To do -
Restate the entries below word for word, omitting nothing.

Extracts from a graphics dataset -
········
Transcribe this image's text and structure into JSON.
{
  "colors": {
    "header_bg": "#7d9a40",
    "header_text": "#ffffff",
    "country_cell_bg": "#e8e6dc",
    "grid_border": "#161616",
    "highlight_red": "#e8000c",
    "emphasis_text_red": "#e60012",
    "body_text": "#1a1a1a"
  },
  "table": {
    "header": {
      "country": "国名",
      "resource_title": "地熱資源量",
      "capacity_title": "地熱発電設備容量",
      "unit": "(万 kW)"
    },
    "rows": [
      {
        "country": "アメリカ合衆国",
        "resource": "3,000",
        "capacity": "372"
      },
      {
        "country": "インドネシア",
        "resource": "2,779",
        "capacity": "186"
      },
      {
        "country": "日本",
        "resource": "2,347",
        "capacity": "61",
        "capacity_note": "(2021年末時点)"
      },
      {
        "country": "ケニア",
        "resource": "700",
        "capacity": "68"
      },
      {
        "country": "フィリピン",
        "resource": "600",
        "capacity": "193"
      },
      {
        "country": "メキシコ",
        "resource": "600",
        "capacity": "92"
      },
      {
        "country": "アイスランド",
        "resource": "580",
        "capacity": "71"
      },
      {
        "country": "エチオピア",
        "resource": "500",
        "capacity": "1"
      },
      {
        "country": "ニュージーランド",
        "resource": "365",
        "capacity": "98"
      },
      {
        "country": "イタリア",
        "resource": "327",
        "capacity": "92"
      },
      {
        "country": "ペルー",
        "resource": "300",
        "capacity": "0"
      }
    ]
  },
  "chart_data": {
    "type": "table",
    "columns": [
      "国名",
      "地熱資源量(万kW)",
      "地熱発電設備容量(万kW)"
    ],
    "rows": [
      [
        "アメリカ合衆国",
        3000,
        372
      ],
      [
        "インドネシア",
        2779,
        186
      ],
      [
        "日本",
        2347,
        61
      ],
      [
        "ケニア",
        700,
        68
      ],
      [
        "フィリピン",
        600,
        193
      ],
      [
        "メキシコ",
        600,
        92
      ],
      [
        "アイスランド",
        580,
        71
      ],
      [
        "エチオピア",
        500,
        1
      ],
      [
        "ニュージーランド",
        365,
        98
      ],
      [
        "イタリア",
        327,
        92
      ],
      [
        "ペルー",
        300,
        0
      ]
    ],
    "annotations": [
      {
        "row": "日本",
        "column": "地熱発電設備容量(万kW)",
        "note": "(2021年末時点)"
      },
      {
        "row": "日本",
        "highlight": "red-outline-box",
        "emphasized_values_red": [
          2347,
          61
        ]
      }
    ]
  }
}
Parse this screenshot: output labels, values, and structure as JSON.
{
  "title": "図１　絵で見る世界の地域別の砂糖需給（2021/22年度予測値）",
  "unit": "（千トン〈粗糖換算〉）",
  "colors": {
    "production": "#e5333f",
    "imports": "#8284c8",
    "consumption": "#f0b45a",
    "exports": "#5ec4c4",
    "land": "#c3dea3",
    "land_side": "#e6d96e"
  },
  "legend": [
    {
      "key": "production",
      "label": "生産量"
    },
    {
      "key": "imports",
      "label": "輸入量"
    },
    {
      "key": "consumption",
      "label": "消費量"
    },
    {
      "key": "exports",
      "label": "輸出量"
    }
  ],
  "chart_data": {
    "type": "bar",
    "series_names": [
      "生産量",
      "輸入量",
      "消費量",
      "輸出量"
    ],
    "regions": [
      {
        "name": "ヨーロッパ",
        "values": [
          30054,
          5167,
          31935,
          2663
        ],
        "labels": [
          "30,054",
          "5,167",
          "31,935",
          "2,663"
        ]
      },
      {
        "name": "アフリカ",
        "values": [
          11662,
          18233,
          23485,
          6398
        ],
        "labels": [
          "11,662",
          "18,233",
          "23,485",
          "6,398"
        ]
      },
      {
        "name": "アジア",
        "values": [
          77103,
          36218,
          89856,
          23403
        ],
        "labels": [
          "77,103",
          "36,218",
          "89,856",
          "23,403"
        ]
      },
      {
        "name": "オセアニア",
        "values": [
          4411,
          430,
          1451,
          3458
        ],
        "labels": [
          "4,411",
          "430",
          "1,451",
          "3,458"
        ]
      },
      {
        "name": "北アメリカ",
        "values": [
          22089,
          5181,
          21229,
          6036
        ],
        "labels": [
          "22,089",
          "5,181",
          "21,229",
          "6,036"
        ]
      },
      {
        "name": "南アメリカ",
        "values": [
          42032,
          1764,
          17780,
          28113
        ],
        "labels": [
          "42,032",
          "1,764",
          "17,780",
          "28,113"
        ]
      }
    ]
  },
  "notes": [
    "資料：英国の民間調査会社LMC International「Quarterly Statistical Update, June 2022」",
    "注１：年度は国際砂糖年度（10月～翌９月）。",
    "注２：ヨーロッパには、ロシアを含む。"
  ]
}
········
Exercise response -
Transcribe this image's text and structure into JSON.
{
  "colors": {
    "header_bg": "#7d9a40",
    "header_text": "#ffffff",
    "country_cell_bg": "#e8e6dc",
    "grid_border": "#161616",
    "highlight_red": "#e8000c",
    "emphasis_text_red": "#e60012",
    "body_text": "#1a1a1a"
  },
  "table": {
    "header": {
      "country": "国名",
      "resource_title": "地熱資源量",
      "capacity_title": "地熱発電設備容量",
      "unit": "(万 kW)"
    },
    "rows": [
      {
        "country": "アメリカ合衆国",
        "resource": "3,000",
        "capacity": "372"
      },
      {
        "country": "インドネシア",
        "resource": "2,779",
        "capacity": "186"
      },
      {
        "country": "日本",
        "resource": "2,347",
        "capacity": "61",
        "capacity_note": "(2021年末時点)"
      },
      {
        "country": "ケニア",
        "resource": "700",
        "capacity": "68"
      },
      {
        "country": "フィリピン",
        "resource": "600",
        "capacity": "193"
      },
      {
        "country": "メキシコ",
        "resource": "600",
        "capacity": "92"
      },
      {
        "country": "アイスランド",
        "resource": "580",
        "capacity": "71"
      },
      {
        "country": "エチオピア",
        "resource": "500",
        "capacity": "1"
      },
      {
        "country": "ニュージーランド",
        "resource": "365",
        "capacity": "98"
      },
      {
        "country": "イタリア",
        "resource": "327",
        "capacity": "92"
      },
      {
        "country": "ペルー",
        "resource": "300",
        "capacity": "0"
      }
    ]
  },
  "chart_data": {
    "type": "table",
    "columns": [
      "国名",
      "地熱資源量(万kW)",
      "地熱発電設備容量(万kW)"
    ],
    "rows": [
      [
        "アメリカ合衆国",
        3000,
        372
      ],
      [
        "インドネシア",
        2779,
        186
      ],
      [
        "日本",
        2347,
        61
      ],
      [
        "ケニア",
        700,
        68
      ],
      [
        "フィリピン",
        600,
        193
      ],
      [
        "メキシコ",
        600,
        92
      ],
      [
        "アイスランド",
        580,
        71
      ],
      [
        "エチオピア",
        500,
        1
      ],
      [
        "ニュージーランド",
        365,
        98
      ],
      [
        "イタリア",
        327,
        92
      ],
      [
        "ペルー",
        300,
        0
      ]
    ],
    "annotations": [
      {
        "row": "日本",
        "column": "地熱発電設備容量(万kW)",
        "note": "(2021年末時点)"
      },
      {
        "row": "日本",
        "highlight": "red-outline-box",
        "emphasized_values_red": [
          2347,
          61
        ]
      }
    ]
  }
}
Parse this screenshot: output labels, values, and structure as JSON.
{
  "title": "図１　絵で見る世界の地域別の砂糖需給（2021/22年度予測値）",
  "unit": "（千トン〈粗糖換算〉）",
  "colors": {
    "production": "#e5333f",
    "imports": "#8284c8",
    "consumption": "#f0b45a",
    "exports": "#5ec4c4",
    "land": "#c3dea3",
    "land_side": "#e6d96e"
  },
  "legend": [
    {
      "key": "production",
      "label": "生産量"
    },
    {
      "key": "imports",
      "label": "輸入量"
    },
    {
      "key": "consumption",
      "label": "消費量"
    },
    {
      "key": "exports",
      "label": "輸出量"
    }
  ],
  "chart_data": {
    "type": "bar",
    "series_names": [
      "生産量",
      "輸入量",
      "消費量",
      "輸出量"
    ],
    "regions": [
      {
        "name": "ヨーロッパ",
        "values": [
          30054,
          5167,
          31935,
          2663
        ],
        "labels": [
          "30,054",
          "5,167",
          "31,935",
          "2,663"
        ]
      },
      {
        "name": "アフリカ",
        "values": [
          11662,
          18233,
          23485,
          6398
        ],
        "labels": [
          "11,662",
          "18,233",
          "23,485",
          "6,398"
        ]
      },
      {
        "name": "アジア",
        "values": [
          77103,
          36218,
          89856,
          23403
        ],
        "labels": [
          "77,103",
          "36,218",
          "89,856",
          "23,403"
        ]
      },
      {
        "name": "オセアニア",
        "values": [
          4411,
          430,
          1451,
          3458
        ],
        "labels": [
          "4,411",
          "430",
          "1,451",
          "3,458"
        ]
      },
      {
        "name": "北アメリカ",
        "values": [
          22089,
          5181,
          21229,
          6036
        ],
        "labels": [
          "22,089",
          "5,181",
          "21,229",
          "6,036"
        ]
      },
      {
        "name": "南アメリカ",
        "values": [
          42032,
          1764,
          17780,
          28113
        ],
        "labels": [
          "42,032",
          "1,764",
          "17,780",
          "28,113"
        ]
      }
    ]
  },
  "notes": [
    "資料：英国の民間調査会社LMC International「Quarterly Statistical Update, June 2022」",
    "注１：年度は国際砂糖年度（10月～翌９月）。",
    "注２：ヨーロッパには、ロシアを含む。"
  ]
}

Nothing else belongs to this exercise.